• _Problem statement_
Word for word, set down the records and skip each picture.

• _Input records_

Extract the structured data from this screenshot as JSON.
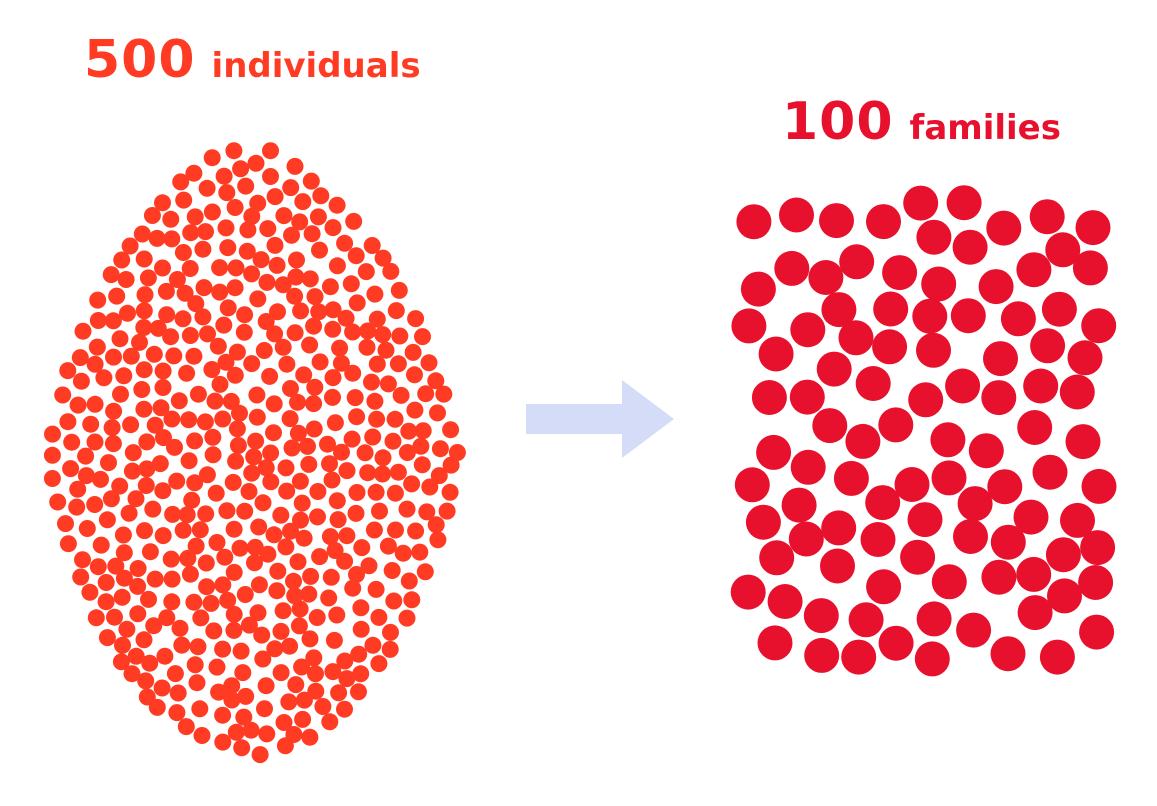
{
  "left_group": {
    "count": "500",
    "word": "individuals",
    "count_value": 500,
    "color": "#ff3b24"
  },
  "right_group": {
    "count": "100",
    "word": "families",
    "count_value": 100,
    "color": "#e8112d"
  },
  "arrow": {
    "color": "#d5dcf7",
    "icon": "right-arrow-icon"
  }
}
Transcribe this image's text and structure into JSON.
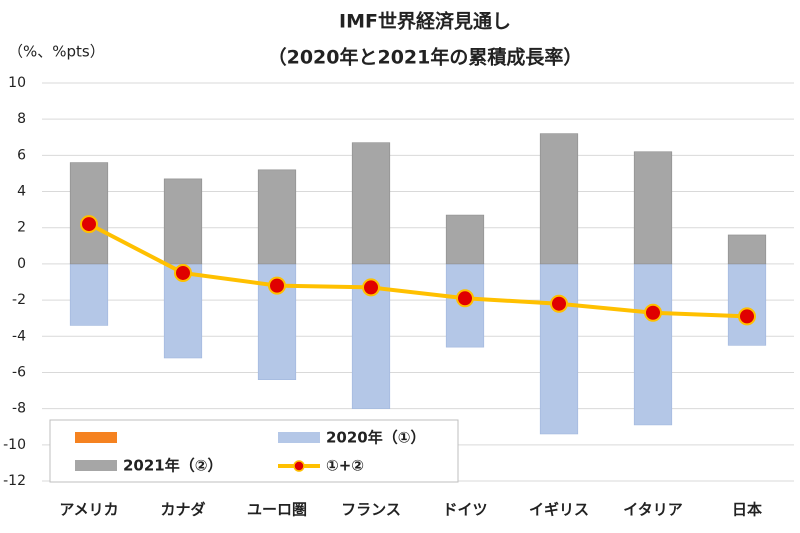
{
  "chart_data": {
    "type": "bar",
    "title": "IMF世界経済見通し",
    "subtitle": "（2020年と2021年の累積成長率）",
    "y_label": "（%、%pts）",
    "categories": [
      "アメリカ",
      "カナダ",
      "ユーロ圏",
      "フランス",
      "ドイツ",
      "イギリス",
      "イタリア",
      "日本"
    ],
    "series": [
      {
        "name": "2020年（①）",
        "type": "bar",
        "color": "#b4c7e7",
        "values": [
          -3.4,
          -5.2,
          -6.4,
          -8.0,
          -4.6,
          -9.4,
          -8.9,
          -4.5
        ]
      },
      {
        "name": "2021年（②）",
        "type": "bar",
        "color": "#a6a6a6",
        "values": [
          5.6,
          4.7,
          5.2,
          6.7,
          2.7,
          7.2,
          6.2,
          1.6
        ]
      },
      {
        "name": "①+②",
        "type": "line",
        "color": "#ffc000",
        "marker_color": "#e00000",
        "values": [
          2.2,
          -0.5,
          -1.2,
          -1.3,
          -1.9,
          -2.2,
          -2.7,
          -2.9
        ]
      }
    ],
    "ylim": [
      -12,
      10
    ],
    "yticks": [
      -12,
      -10,
      -8,
      -6,
      -4,
      -2,
      0,
      2,
      4,
      6,
      8,
      10
    ],
    "grid": true
  }
}
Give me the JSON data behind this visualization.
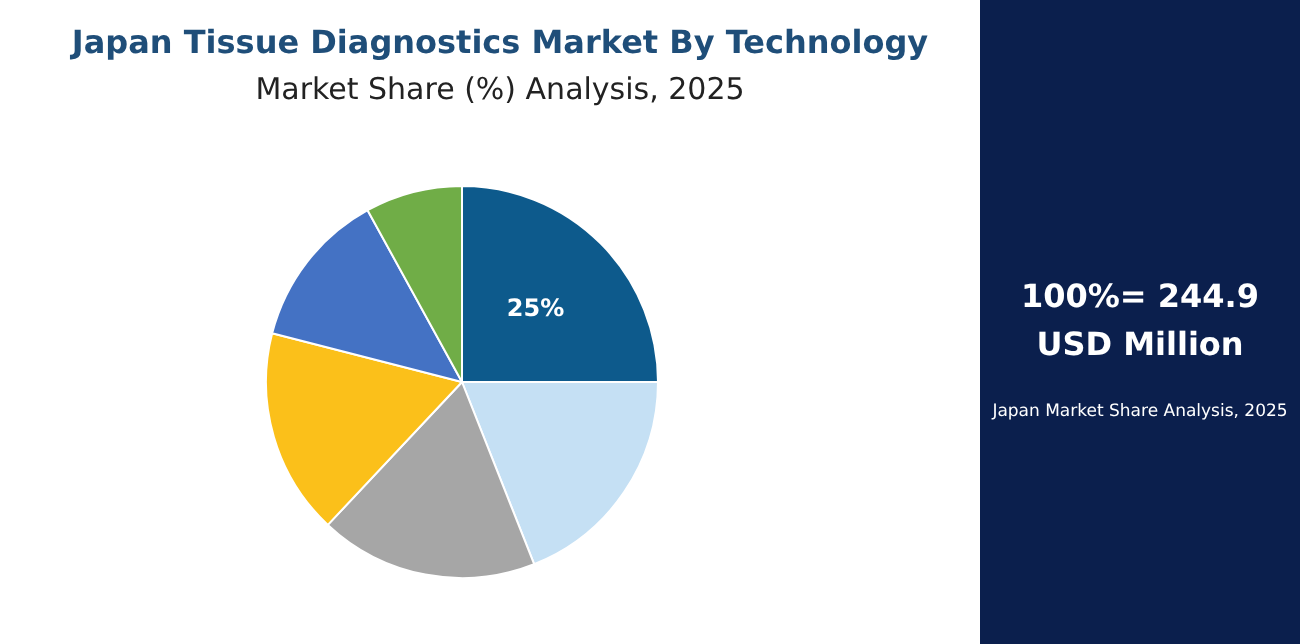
{
  "chart_data": {
    "type": "pie",
    "title": "Japan Tissue Diagnostics Market By Technology",
    "subtitle": "Market Share (%) Analysis, 2025",
    "categories": [
      null,
      null,
      null,
      null,
      null,
      null
    ],
    "values": [
      25,
      19,
      18,
      17,
      13,
      8
    ],
    "colors": [
      "#0d5a8c",
      "#c5e0f4",
      "#a6a6a6",
      "#fbc01a",
      "#4472c4",
      "#70ad47"
    ],
    "value_labels": [
      "25%",
      null,
      null,
      null,
      null,
      null
    ],
    "annotations": [
      "100%= 244.9",
      "USD Million",
      "Japan Market Share Analysis, 2025"
    ]
  }
}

• _Expected output_
Extract the structured data from this screenshot as JSON.
{
  "left_group": {
    "count": "500",
    "word": "individuals",
    "count_value": 500,
    "color": "#ff3b24"
  },
  "right_group": {
    "count": "100",
    "word": "families",
    "count_value": 100,
    "color": "#e8112d"
  },
  "arrow": {
    "color": "#d5dcf7",
    "icon": "right-arrow-icon"
  }
}
Transcribe this image's text and structure into JSON.
{
  "chart_data": {
    "type": "bar",
    "title": "IMF世界経済見通し",
    "subtitle": "（2020年と2021年の累積成長率）",
    "y_label": "（%、%pts）",
    "categories": [
      "アメリカ",
      "カナダ",
      "ユーロ圏",
      "フランス",
      "ドイツ",
      "イギリス",
      "イタリア",
      "日本"
    ],
    "series": [
      {
        "name": "2020年（①）",
        "type": "bar",
        "color": "#b4c7e7",
        "values": [
          -3.4,
          -5.2,
          -6.4,
          -8.0,
          -4.6,
          -9.4,
          -8.9,
          -4.5
        ]
      },
      {
        "name": "2021年（②）",
        "type": "bar",
        "color": "#a6a6a6",
        "values": [
          5.6,
          4.7,
          5.2,
          6.7,
          2.7,
          7.2,
          6.2,
          1.6
        ]
      },
      {
        "name": "①+②",
        "type": "line",
        "color": "#ffc000",
        "marker_color": "#e00000",
        "values": [
          2.2,
          -0.5,
          -1.2,
          -1.3,
          -1.9,
          -2.2,
          -2.7,
          -2.9
        ]
      }
    ],
    "ylim": [
      -12,
      10
    ],
    "yticks": [
      -12,
      -10,
      -8,
      -6,
      -4,
      -2,
      0,
      2,
      4,
      6,
      8,
      10
    ],
    "grid": true
  }
}
Give me the JSON data behind this visualization.
{
  "chart_data": {
    "type": "pie",
    "title": "Japan Tissue Diagnostics Market By Technology",
    "subtitle": "Market Share (%) Analysis, 2025",
    "categories": [
      null,
      null,
      null,
      null,
      null,
      null
    ],
    "values": [
      25,
      19,
      18,
      17,
      13,
      8
    ],
    "colors": [
      "#0d5a8c",
      "#c5e0f4",
      "#a6a6a6",
      "#fbc01a",
      "#4472c4",
      "#70ad47"
    ],
    "value_labels": [
      "25%",
      null,
      null,
      null,
      null,
      null
    ],
    "annotations": [
      "100%= 244.9",
      "USD Million",
      "Japan Market Share Analysis, 2025"
    ]
  }
}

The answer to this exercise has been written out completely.